▶ Objective
The records below are made of lines; count those holding the word "ณสมบ" and give the number only.

━━━━━━━━━━

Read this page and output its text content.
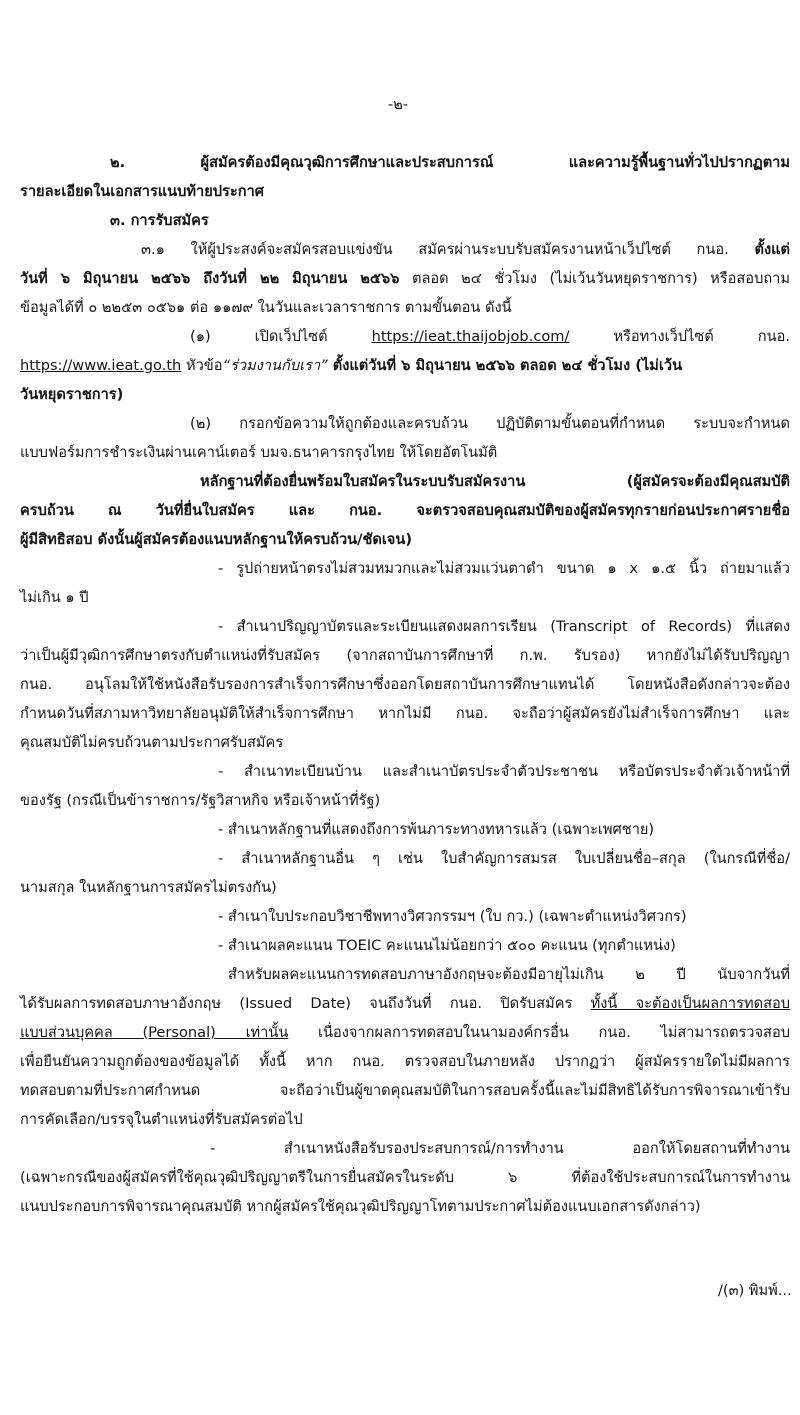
-๒-
๒. ผู้สมัครต้องมีคุณวุฒิการศึกษาและประสบการณ์ และความรู้พื้นฐานทั่วไปปรากฏตาม
รายละเอียดในเอกสารแนบท้ายประกาศ
๓. การรับสมัคร
๓.๑ ให้ผู้ประสงค์จะสมัครสอบแข่งขัน สมัครผ่านระบบรับสมัครงานหน้าเว็ปไซต์ กนอ. ตั้งแต่
วันที่ ๖ มิถุนายน ๒๕๖๖ ถึงวันที่ ๒๒ มิถุนายน ๒๕๖๖ ตลอด ๒๔ ชั่วโมง (ไม่เว้นวันหยุดราชการ) หรือสอบถาม
ข้อมูลได้ที่ ๐ ๒๒๕๓ ๐๕๖๑ ต่อ ๑๑๗๙ ในวันและเวลาราชการ ตามขั้นตอน ดังนี้
(๑) เปิดเว็ปไซต์	https://ieat.thaijobjob.com/	หรือทางเว็ปไซต์ กนอ.
https://www.ieat.go.th หัวข้อ“ร่วมงานกับเรา” ตั้งแต่วันที่ ๖ มิถุนายน ๒๕๖๖ ตลอด ๒๔ ชั่วโมง (ไม่เว้น
วันหยุดราชการ)
(๒) กรอกข้อความให้ถูกต้องและครบถ้วน ปฏิบัติตามขั้นตอนที่กำหนด ระบบจะกำหนด
แบบฟอร์มการชำระเงินผ่านเคาน์เตอร์ บมจ.ธนาคารกรุงไทย ให้โดยอัตโนมัติ
หลักฐานที่ต้องยื่นพร้อมใบสมัครในระบบรับสมัครงาน (ผู้สมัครจะต้องมีคุณสมบัติ
ครบถ้วน ณ วันที่ยื่นใบสมัคร และ กนอ. จะตรวจสอบคุณสมบัติของผู้สมัครทุกรายก่อนประกาศรายชื่อ
ผู้มีสิทธิสอบ ดังนั้นผู้สมัครต้องแนบหลักฐานให้ครบถ้วน/ชัดเจน)
- รูปถ่ายหน้าตรงไม่สวมหมวกและไม่สวมแว่นตาดำ ขนาด ๑ x ๑.๕ นิ้ว ถ่ายมาแล้ว
ไม่เกิน ๑ ปี
- สำเนาปริญญาบัตรและระเบียนแสดงผลการเรียน (Transcript of Records) ที่แสดง
ว่าเป็นผู้มีวุฒิการศึกษาตรงกับตำแหน่งที่รับสมัคร (จากสถาบันการศึกษาที่ ก.พ. รับรอง) หากยังไม่ได้รับปริญญา
กนอ. อนุโลมให้ใช้หนังสือรับรองการสำเร็จการศึกษาซึ่งออกโดยสถาบันการศึกษาแทนได้ โดยหนังสือดังกล่าวจะต้อง
กำหนดวันที่สภามหาวิทยาลัยอนุมัติให้สำเร็จการศึกษา หากไม่มี กนอ. จะถือว่าผู้สมัครยังไม่สำเร็จการศึกษา และ
คุณสมบัติไม่ครบถ้วนตามประกาศรับสมัคร
- สำเนาทะเบียนบ้าน และสำเนาบัตรประจำตัวประชาชน หรือบัตรประจำตัวเจ้าหน้าที่
ของรัฐ (กรณีเป็นข้าราชการ/รัฐวิสาหกิจ หรือเจ้าหน้าที่รัฐ)
- สำเนาหลักฐานที่แสดงถึงการพ้นภาระทางทหารแล้ว (เฉพาะเพศชาย)
- สำเนาหลักฐานอื่น ๆ เช่น ใบสำคัญการสมรส ใบเปลี่ยนชื่อ–สกุล (ในกรณีที่ชื่อ/
นามสกุล ในหลักฐานการสมัครไม่ตรงกัน)
- สำเนาใบประกอบวิชาชีพทางวิศวกรรมฯ (ใบ กว.) (เฉพาะตำแหน่งวิศวกร)
- สำเนาผลคะแนน TOEIC คะแนนไม่น้อยกว่า ๕๐๐ คะแนน (ทุกตำแหน่ง)
สำหรับผลคะแนนการทดสอบภาษาอังกฤษจะต้องมีอายุไม่เกิน ๒ ปี นับจากวันที่
ได้รับผลการทดสอบภาษาอังกฤษ (Issued Date) จนถึงวันที่ กนอ. ปิดรับสมัคร ทั้งนี้ จะต้องเป็นผลการทดสอบ
แบบส่วนบุคคล (Personal) เท่านั้น เนื่องจากผลการทดสอบในนามองค์กรอื่น กนอ. ไม่สามารถตรวจสอบ
เพื่อยืนยันความถูกต้องของข้อมูลได้ ทั้งนี้ หาก กนอ. ตรวจสอบในภายหลัง ปรากฏว่า ผู้สมัครรายใดไม่มีผลการ
ทดสอบตามที่ประกาศกำหนด จะถือว่าเป็นผู้ขาดคุณสมบัติในการสอบครั้งนี้และไม่มีสิทธิได้รับการพิจารณาเข้ารับ
การคัดเลือก/บรรจุในตำแหน่งที่รับสมัครต่อไป
- สำเนาหนังสือรับรองประสบการณ์/การทำงาน ออกให้โดยสถานที่ทำงาน
(เฉพาะกรณีของผู้สมัครที่ใช้คุณวุฒิปริญญาตรีในการยื่นสมัครในระดับ ๖ ที่ต้องใช้ประสบการณ์ในการทำงาน
แนบประกอบการพิจารณาคุณสมบัติ หากผู้สมัครใช้คุณวุฒิปริญญาโทตามประกาศไม่ต้องแนบเอกสารดังกล่าว)
/(๓) พิมพ์...
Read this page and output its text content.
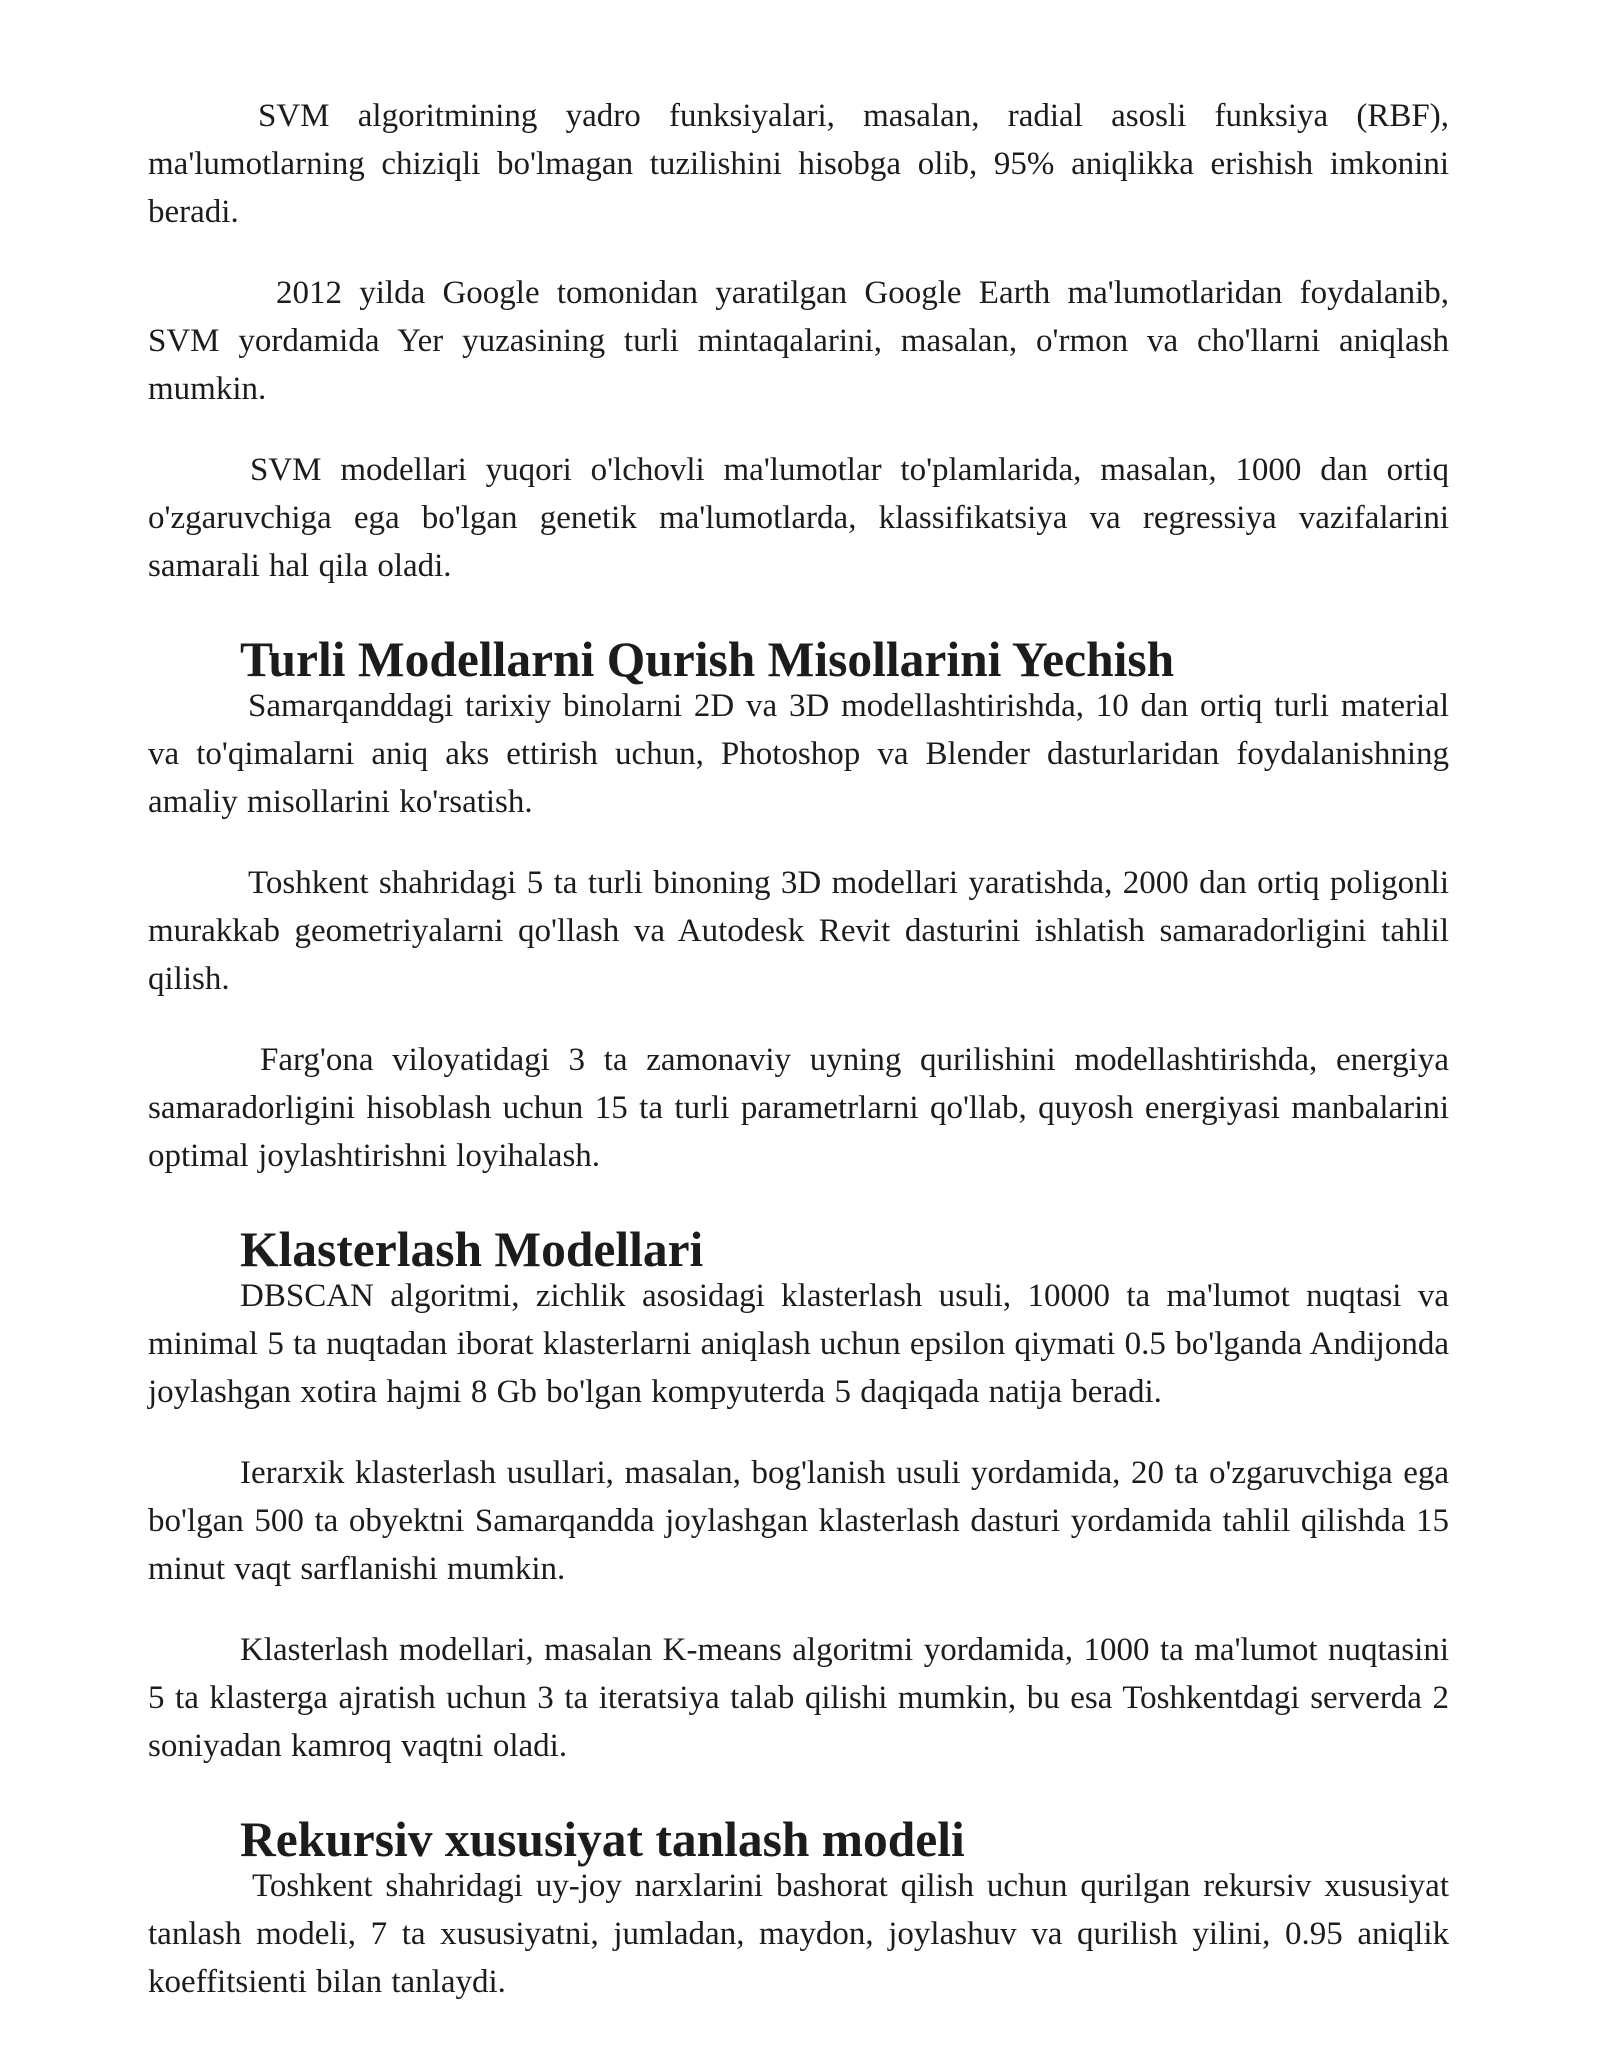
SVM algoritmining yadro funksiyalari, masalan, radial asosli funksiya (RBF), ma'lumotlarning chiziqli bo'lmagan tuzilishini hisobga olib, 95% aniqlikka erishish imkonini beradi.

2012 yilda Google tomonidan yaratilgan Google Earth ma'lumotlaridan foydalanib, SVM yordamida Yer yuzasining turli mintaqalarini, masalan, o'rmon va cho'llarni aniqlash mumkin.

SVM modellari yuqori o'lchovli ma'lumotlar to'plamlarida, masalan, 1000 dan ortiq o'zgaruvchiga ega bo'lgan genetik ma'lumotlarda, klassifikatsiya va regressiya vazifalarini samarali hal qila oladi.

Turli Modellarni Qurish Misollarini Yechish

Samarqanddagi tarixiy binolarni 2D va 3D modellashtirishda, 10 dan ortiq turli material va to'qimalarni aniq aks ettirish uchun, Photoshop va Blender dasturlaridan foydalanishning amaliy misollarini ko'rsatish.

Toshkent shahridagi 5 ta turli binoning 3D modellari yaratishda, 2000 dan ortiq poligonli murakkab geometriyalarni qo'llash va Autodesk Revit dasturini ishlatish samaradorligini tahlil qilish.

Farg'ona viloyatidagi 3 ta zamonaviy uyning qurilishini modellashtirishda, energiya samaradorligini hisoblash uchun 15 ta turli parametrlarni qo'llab, quyosh energiyasi manbalarini optimal joylashtirishni loyihalash.

Klasterlash Modellari

DBSCAN algoritmi, zichlik asosidagi klasterlash usuli, 10000 ta ma'lumot nuqtasi va minimal 5 ta nuqtadan iborat klasterlarni aniqlash uchun epsilon qiymati 0.5 bo'lganda Andijonda joylashgan xotira hajmi 8 Gb bo'lgan kompyuterda 5 daqiqada natija beradi.

Ierarxik klasterlash usullari, masalan, bog'lanish usuli yordamida, 20 ta o'zgaruvchiga ega bo'lgan 500 ta obyektni Samarqandda joylashgan klasterlash dasturi yordamida tahlil qilishda 15 minut vaqt sarflanishi mumkin.

Klasterlash modellari, masalan K-means algoritmi yordamida, 1000 ta ma'lumot nuqtasini 5 ta klasterga ajratish uchun 3 ta iteratsiya talab qilishi mumkin, bu esa Toshkentdagi serverda 2 soniyadan kamroq vaqtni oladi.

Rekursiv xususiyat tanlash modeli

Toshkent shahridagi uy-joy narxlarini bashorat qilish uchun qurilgan rekursiv xususiyat tanlash modeli, 7 ta xususiyatni, jumladan, maydon, joylashuv va qurilish yilini, 0.95 aniqlik koeffitsienti bilan tanlaydi.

━━━━━━━━━━

▶ Written response
5